Page transcription entries
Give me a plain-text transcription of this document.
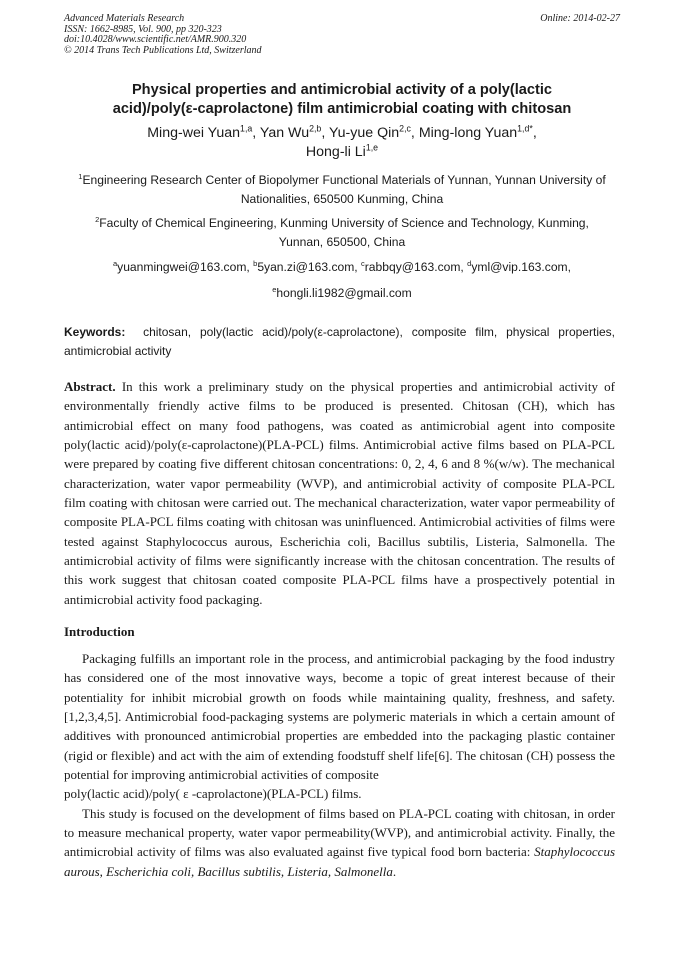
Advanced Materials Research
ISSN: 1662-8985, Vol. 900, pp 320-323
doi:10.4028/www.scientific.net/AMR.900.320
© 2014 Trans Tech Publications Ltd, Switzerland
Online: 2014-02-27
Physical properties and antimicrobial activity of a poly(lactic
acid)/poly(ε-caprolactone) film antimicrobial coating with chitosan
Ming-wei Yuan$^{1,a}$, Yan Wu$^{2,b}$, Yu-yue Qin$^{2,c}$, Ming-long Yuan$^{1,d*}$,
Hong-li Li$^{1,e}$
$^1$Engineering Research Center of Biopolymer Functional Materials of Yunnan, Yunnan University of
Nationalities, 650500 Kunming, China
$^2$Faculty of Chemical Engineering, Kunming University of Science and Technology, Kunming,
Yunnan, 650500, China
$^a$yuanmingwei@163.com, $^b$5yan.zi@163.com, $^c$rabbqy@163.com, $^d$yml@vip.163.com,
$^e$hongli.li1982@gmail.com
Keywords: chitosan, poly(lactic acid)/poly(ε-caprolactone), composite film, physical properties, antimicrobial activity
Abstract. In this work a preliminary study on the physical properties and antimicrobial activity of environmentally friendly active films to be produced is presented. Chitosan (CH), which has antimicrobial effect on many food pathogens, was coated as antimicrobial agent into composite poly(lactic acid)/poly(ε-caprolactone)(PLA-PCL) films. Antimicrobial active films based on PLA-PCL were prepared by coating five different chitosan concentrations: 0, 2, 4, 6 and 8 %(w/w). The mechanical characterization, water vapor permeability (WVP), and antimicrobial activity of composite PLA-PCL film coating with chitosan were carried out. The mechanical characterization, water vapor permeability of composite PLA-PCL films coating with chitosan was uninfluenced. Antimicrobial activities of films were tested against Staphylococcus aurous, Escherichia coli, Bacillus subtilis, Listeria, Salmonella. The antimicrobial activity of films were significantly increase with the chitosan concentration. The results of this work suggest that chitosan coated composite PLA-PCL films have a prospectively potential in antimicrobial activity food packaging.
Introduction
Packaging fulfills an important role in the process, and antimicrobial packaging by the food industry has considered one of the most innovative ways, become a topic of great interest because of their potentiality for inhibit microbial growth on foods while maintaining quality, freshness, and safety. [1,2,3,4,5]. Antimicrobial food-packaging systems are polymeric materials in which a certain amount of additives with pronounced antimicrobial properties are embedded into the packaging plastic container (rigid or flexible) and act with the aim of extending foodstuff shelf life[6]. The chitosan (CH) possess the potential for improving antimicrobial activities of composite
poly(lactic acid)/poly( ε -caprolactone)(PLA-PCL) films.
This study is focused on the development of films based on PLA-PCL coating with chitosan, in order to measure mechanical property, water vapor permeability(WVP), and antimicrobial activity. Finally, the antimicrobial activity of films was also evaluated against five typical food born bacteria: Staphylococcus aurous, Escherichia coli, Bacillus subtilis, Listeria, Salmonella.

§ Task details:
Show the lines of the records that contain the word "Escherichia".

§ Finished exercise:
Abstract. In this work a preliminary study on the physical properties and antimicrobial activity of environmentally friendly active films to be produced is presented. Chitosan (CH), which has antimicrobial effect on many food pathogens, was coated as antimicrobial agent into composite poly(lactic acid)/poly(ε-caprolactone)(PLA-PCL) films. Antimicrobial active films based on PLA-PCL were prepared by coating five different chitosan concentrations: 0, 2, 4, 6 and 8 %(w/w). The mechanical characterization, water vapor permeability (WVP), and antimicrobial activity of composite PLA-PCL film coating with chitosan were carried out. The mechanical characterization, water vapor permeability of composite PLA-PCL films coating with chitosan was uninfluenced. Antimicrobial activities of films were tested against Staphylococcus aurous, Escherichia coli, Bacillus subtilis, Listeria, Salmonella. The antimicrobial activity of films were significantly increase with the chitosan concentration. The results of this work suggest that chitosan coated composite PLA-PCL films have a prospectively potential in antimicrobial activity food packaging.
This study is focused on the development of films based on PLA-PCL coating with chitosan, in order to measure mechanical property, water vapor permeability(WVP), and antimicrobial activity. Finally, the antimicrobial activity of films was also evaluated against five typical food born bacteria: Staphylococcus aurous, Escherichia coli, Bacillus subtilis, Listeria, Salmonella.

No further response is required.